Exercise requirements - Your task is to give the number of lines in the listing that include "including", and nothing else.

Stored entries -
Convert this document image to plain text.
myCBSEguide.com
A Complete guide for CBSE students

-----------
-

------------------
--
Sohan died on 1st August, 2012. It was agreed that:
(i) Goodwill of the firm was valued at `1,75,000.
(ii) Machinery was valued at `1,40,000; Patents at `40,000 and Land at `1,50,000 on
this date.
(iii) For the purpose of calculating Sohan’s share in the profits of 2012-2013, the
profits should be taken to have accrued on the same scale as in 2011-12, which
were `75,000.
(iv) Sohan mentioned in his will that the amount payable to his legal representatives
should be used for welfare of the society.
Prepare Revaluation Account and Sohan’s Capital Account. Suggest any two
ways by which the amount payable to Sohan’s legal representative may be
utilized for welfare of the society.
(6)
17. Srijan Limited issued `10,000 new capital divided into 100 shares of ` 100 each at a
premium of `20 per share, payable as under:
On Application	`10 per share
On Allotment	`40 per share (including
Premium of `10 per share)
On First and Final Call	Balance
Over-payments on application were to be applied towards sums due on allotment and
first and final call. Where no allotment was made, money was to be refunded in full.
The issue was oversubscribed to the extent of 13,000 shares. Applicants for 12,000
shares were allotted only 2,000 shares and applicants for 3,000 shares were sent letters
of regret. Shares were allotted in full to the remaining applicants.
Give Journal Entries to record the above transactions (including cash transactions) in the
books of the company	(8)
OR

* * *

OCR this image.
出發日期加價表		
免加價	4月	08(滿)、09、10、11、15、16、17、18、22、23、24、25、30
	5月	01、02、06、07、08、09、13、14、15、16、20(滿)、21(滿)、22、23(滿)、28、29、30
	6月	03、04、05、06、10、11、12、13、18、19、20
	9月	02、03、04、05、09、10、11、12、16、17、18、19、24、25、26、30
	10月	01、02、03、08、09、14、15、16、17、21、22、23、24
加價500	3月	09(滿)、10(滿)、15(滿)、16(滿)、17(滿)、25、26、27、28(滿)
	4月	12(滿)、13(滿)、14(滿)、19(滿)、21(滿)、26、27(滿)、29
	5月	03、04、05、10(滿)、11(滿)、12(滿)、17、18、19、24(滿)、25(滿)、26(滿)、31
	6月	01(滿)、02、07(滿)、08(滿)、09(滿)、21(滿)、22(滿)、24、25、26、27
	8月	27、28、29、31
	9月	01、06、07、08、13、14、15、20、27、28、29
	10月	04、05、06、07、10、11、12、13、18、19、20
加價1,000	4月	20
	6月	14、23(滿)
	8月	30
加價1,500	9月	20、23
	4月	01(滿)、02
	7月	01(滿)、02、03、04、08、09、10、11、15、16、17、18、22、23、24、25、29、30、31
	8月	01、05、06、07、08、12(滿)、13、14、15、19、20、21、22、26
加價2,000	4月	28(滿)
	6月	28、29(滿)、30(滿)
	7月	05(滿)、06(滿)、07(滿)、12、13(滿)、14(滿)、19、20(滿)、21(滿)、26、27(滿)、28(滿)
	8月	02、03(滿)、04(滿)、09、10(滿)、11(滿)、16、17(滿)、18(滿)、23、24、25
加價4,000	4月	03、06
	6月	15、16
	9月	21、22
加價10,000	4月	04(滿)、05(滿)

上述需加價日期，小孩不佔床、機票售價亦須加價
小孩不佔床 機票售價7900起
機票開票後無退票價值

Written reply - 2